The task:
Report the number of lines of the listing below containing the string "meestal", with nothing added.

Task data:
──────────
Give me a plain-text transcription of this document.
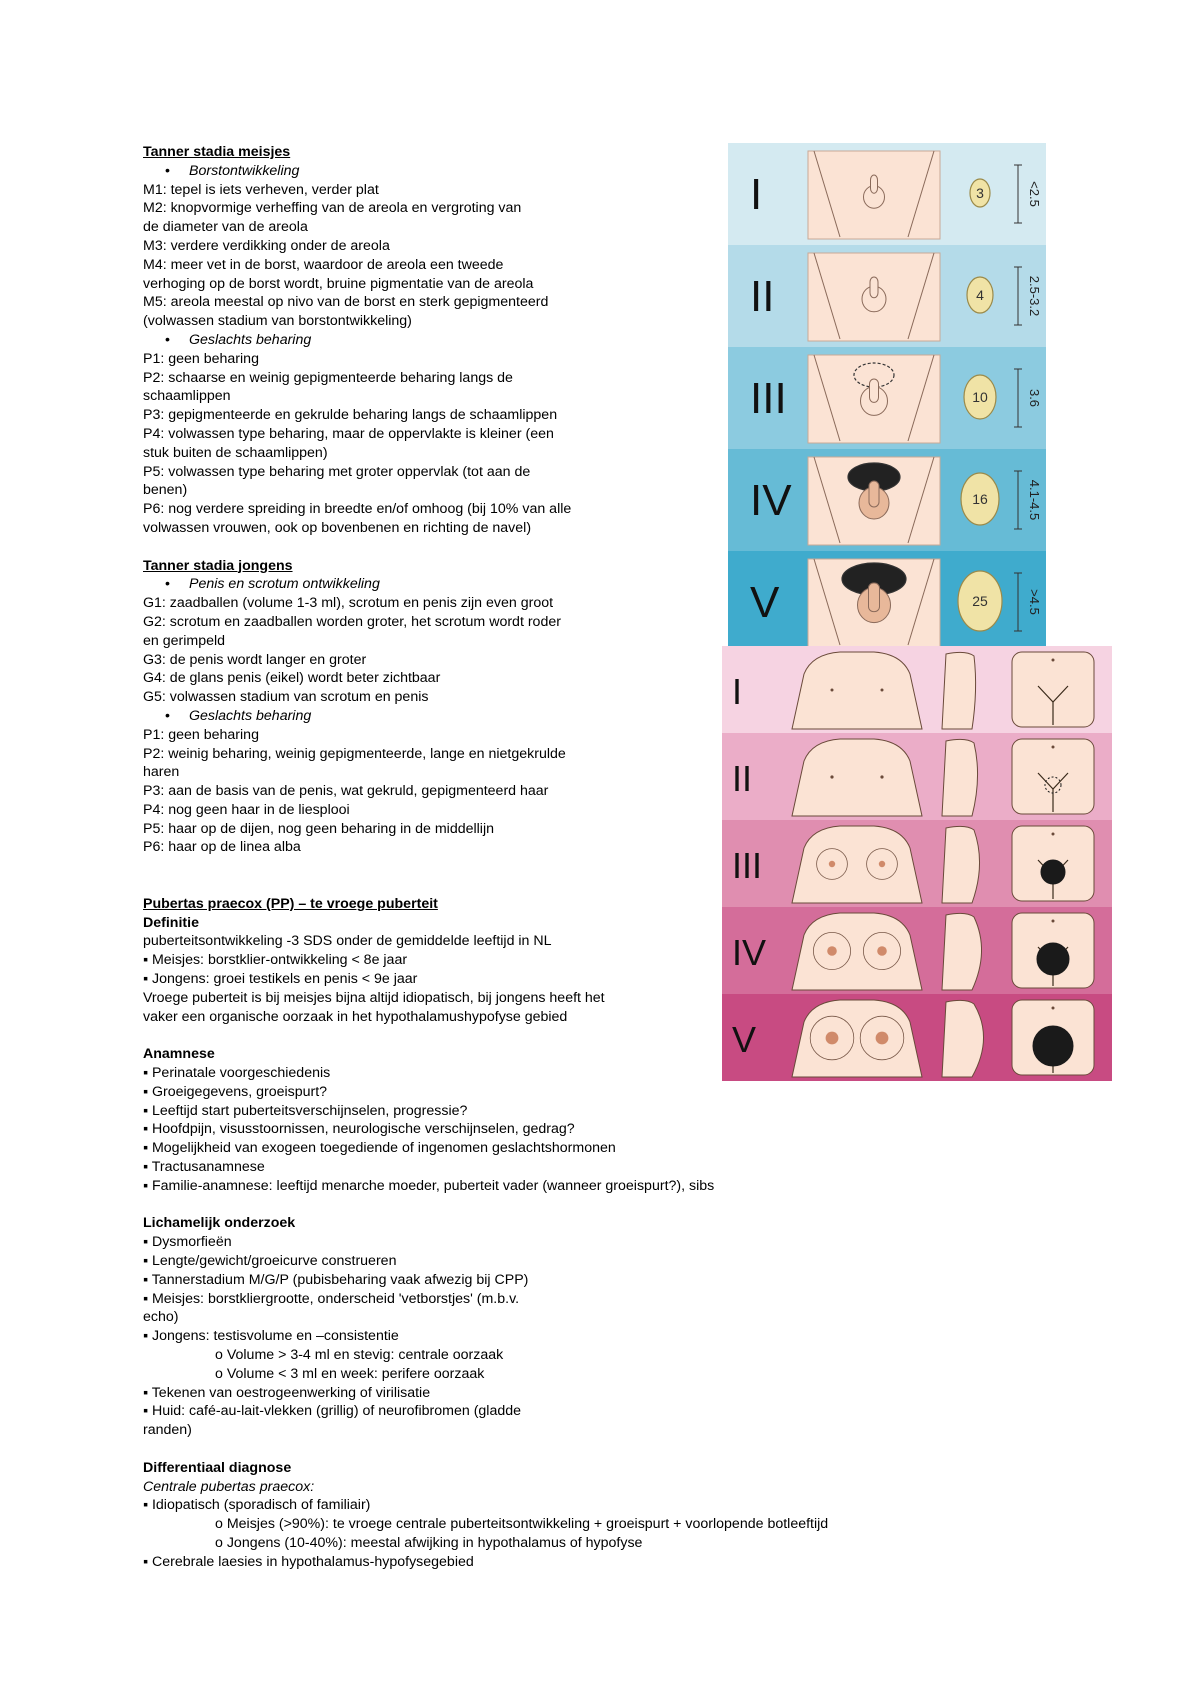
Tanner stadia meisjes
• Borstontwikkeling
M1: tepel is iets verheven, verder plat
M2: knopvormige verheffing van de areola en vergroting van
de diameter van de areola
M3: verdere verdikking onder de areola
M4: meer vet in de borst, waardoor de areola een tweede
verhoging op de borst wordt, bruine pigmentatie van de areola
M5: areola meestal op nivo van de borst en sterk gepigmenteerd
(volwassen stadium van borstontwikkeling)
• Geslachts beharing
P1: geen beharing
P2: schaarse en weinig gepigmenteerde beharing langs de
schaamlippen
P3: gepigmenteerde en gekrulde beharing langs de schaamlippen
P4: volwassen type beharing, maar de oppervlakte is kleiner (een
stuk buiten de schaamlippen)
P5: volwassen type beharing met groter oppervlak (tot aan de
benen)
P6: nog verdere spreiding in breedte en/of omhoog (bij 10% van alle
volwassen vrouwen, ook op bovenbenen en richting de navel)
Tanner stadia jongens
• Penis en scrotum ontwikkeling
G1: zaadballen (volume 1-3 ml), scrotum en penis zijn even groot
G2: scrotum en zaadballen worden groter, het scrotum wordt roder
en gerimpeld
G3: de penis wordt langer en groter
G4: de glans penis (eikel) wordt beter zichtbaar
G5: volwassen stadium van scrotum en penis
• Geslachts beharing
P1: geen beharing
P2: weinig beharing, weinig gepigmenteerde, lange en nietgekrulde
haren
P3: aan de basis van de penis, wat gekruld, gepigmenteerd haar
P4: nog geen haar in de liesplooi
P5: haar op de dijen, nog geen beharing in de middellijn
P6: haar op de linea alba
Pubertas praecox (PP) – te vroege puberteit
Definitie
puberteitsontwikkeling -3 SDS onder de gemiddelde leeftijd in NL
▪ Meisjes: borstklier-ontwikkeling < 8e jaar
▪ Jongens: groei testikels en penis < 9e jaar
Vroege puberteit is bij meisjes bijna altijd idiopatisch, bij jongens heeft het
vaker een organische oorzaak in het hypothalamushypofyse gebied
Anamnese
▪ Perinatale voorgeschiedenis
▪ Groeigegevens, groeispurt?
▪ Leeftijd start puberteitsverschijnselen, progressie?
▪ Hoofdpijn, visusstoornissen, neurologische verschijnselen, gedrag?
▪ Mogelijkheid van exogeen toegediende of ingenomen geslachtshormonen
▪ Tractusanamnese
▪ Familie-anamnese: leeftijd menarche moeder, puberteit vader (wanneer groeispurt?), sibs
Lichamelijk onderzoek
▪ Dysmorfieën
▪ Lengte/gewicht/groeicurve construeren
▪ Tannerstadium M/G/P (pubisbeharing vaak afwezig bij CPP)
▪ Meisjes: borstkliergrootte, onderscheid 'vetborstjes' (m.b.v.
echo)
▪ Jongens: testisvolume en –consistentie
o Volume > 3-4 ml en stevig: centrale oorzaak
o Volume < 3 ml en week: perifere oorzaak
▪ Tekenen van oestrogeenwerking of virilisatie
▪ Huid: café-au-lait-vlekken (grillig) of neurofibromen (gladde
randen)
Differentiaal diagnose
Centrale pubertas praecox:
▪ Idiopatisch (sporadisch of familiair)
o Meisjes (>90%): te vroege centrale puberteitsontwikkeling + groeispurt + voorlopende botleeftijd
o Jongens (10-40%): meestal afwijking in hypothalamus of hypofyse
▪ Cerebrale laesies in hypothalamus-hypofysegebied
I	3	<2.5
II	4	2.5-3.2
III	10	3.6
IV	16	4.1-4.5
V	25	>4.5
I
II
III
IV
V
──────────
Task solution:
2